** START TASK MATERIAL **

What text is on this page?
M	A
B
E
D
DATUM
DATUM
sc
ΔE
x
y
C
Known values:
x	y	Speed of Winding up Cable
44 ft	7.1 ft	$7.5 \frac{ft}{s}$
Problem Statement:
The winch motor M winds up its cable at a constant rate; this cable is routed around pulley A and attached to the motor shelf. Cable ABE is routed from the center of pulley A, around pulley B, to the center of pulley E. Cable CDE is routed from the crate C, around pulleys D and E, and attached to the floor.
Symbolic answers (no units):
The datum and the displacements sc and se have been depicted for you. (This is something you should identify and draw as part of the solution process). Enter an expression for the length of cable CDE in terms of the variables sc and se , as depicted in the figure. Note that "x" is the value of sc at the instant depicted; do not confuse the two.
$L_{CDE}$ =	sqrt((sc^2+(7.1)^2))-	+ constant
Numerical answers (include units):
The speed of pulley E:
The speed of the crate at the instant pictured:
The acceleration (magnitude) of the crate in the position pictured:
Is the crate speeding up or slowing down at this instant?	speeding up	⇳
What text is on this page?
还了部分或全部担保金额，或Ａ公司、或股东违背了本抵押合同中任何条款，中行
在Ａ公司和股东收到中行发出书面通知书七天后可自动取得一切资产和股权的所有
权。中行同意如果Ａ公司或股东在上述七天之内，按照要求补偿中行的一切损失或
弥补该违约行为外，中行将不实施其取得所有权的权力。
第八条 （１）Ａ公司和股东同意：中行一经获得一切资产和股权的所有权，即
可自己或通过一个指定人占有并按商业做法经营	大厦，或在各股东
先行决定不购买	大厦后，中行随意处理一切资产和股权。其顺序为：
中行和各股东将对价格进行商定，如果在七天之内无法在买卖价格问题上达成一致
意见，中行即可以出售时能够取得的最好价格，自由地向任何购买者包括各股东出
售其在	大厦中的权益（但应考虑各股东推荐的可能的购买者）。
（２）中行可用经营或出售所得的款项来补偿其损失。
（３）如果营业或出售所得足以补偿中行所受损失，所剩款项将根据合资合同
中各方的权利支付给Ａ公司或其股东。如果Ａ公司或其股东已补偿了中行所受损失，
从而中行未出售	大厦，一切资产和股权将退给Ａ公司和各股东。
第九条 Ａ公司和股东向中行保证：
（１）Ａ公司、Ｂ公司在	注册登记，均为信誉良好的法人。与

** END TASK MATERIAL **

> **PROBLEM TO SOLVE**
Return every record, word for word.

> **WRITTEN RESPONSE**
What text is on this page?
M	A
B
E
D
DATUM
DATUM
sc
ΔE
x
y
C
Known values:
x	y	Speed of Winding up Cable
44 ft	7.1 ft	$7.5 \frac{ft}{s}$
Problem Statement:
The winch motor M winds up its cable at a constant rate; this cable is routed around pulley A and attached to the motor shelf. Cable ABE is routed from the center of pulley A, around pulley B, to the center of pulley E. Cable CDE is routed from the crate C, around pulleys D and E, and attached to the floor.
Symbolic answers (no units):
The datum and the displacements sc and se have been depicted for you. (This is something you should identify and draw as part of the solution process). Enter an expression for the length of cable CDE in terms of the variables sc and se , as depicted in the figure. Note that "x" is the value of sc at the instant depicted; do not confuse the two.
$L_{CDE}$ =	sqrt((sc^2+(7.1)^2))-	+ constant
Numerical answers (include units):
The speed of pulley E:
The speed of the crate at the instant pictured:
The acceleration (magnitude) of the crate in the position pictured:
Is the crate speeding up or slowing down at this instant?	speeding up	⇳
What text is on this page?
还了部分或全部担保金额，或Ａ公司、或股东违背了本抵押合同中任何条款，中行
在Ａ公司和股东收到中行发出书面通知书七天后可自动取得一切资产和股权的所有
权。中行同意如果Ａ公司或股东在上述七天之内，按照要求补偿中行的一切损失或
弥补该违约行为外，中行将不实施其取得所有权的权力。
第八条 （１）Ａ公司和股东同意：中行一经获得一切资产和股权的所有权，即
可自己或通过一个指定人占有并按商业做法经营	大厦，或在各股东
先行决定不购买	大厦后，中行随意处理一切资产和股权。其顺序为：
中行和各股东将对价格进行商定，如果在七天之内无法在买卖价格问题上达成一致
意见，中行即可以出售时能够取得的最好价格，自由地向任何购买者包括各股东出
售其在	大厦中的权益（但应考虑各股东推荐的可能的购买者）。
（２）中行可用经营或出售所得的款项来补偿其损失。
（３）如果营业或出售所得足以补偿中行所受损失，所剩款项将根据合资合同
中各方的权利支付给Ａ公司或其股东。如果Ａ公司或其股东已补偿了中行所受损失，
从而中行未出售	大厦，一切资产和股权将退给Ａ公司和各股东。
第九条 Ａ公司和股东向中行保证：
（１）Ａ公司、Ｂ公司在	注册登记，均为信誉良好的法人。与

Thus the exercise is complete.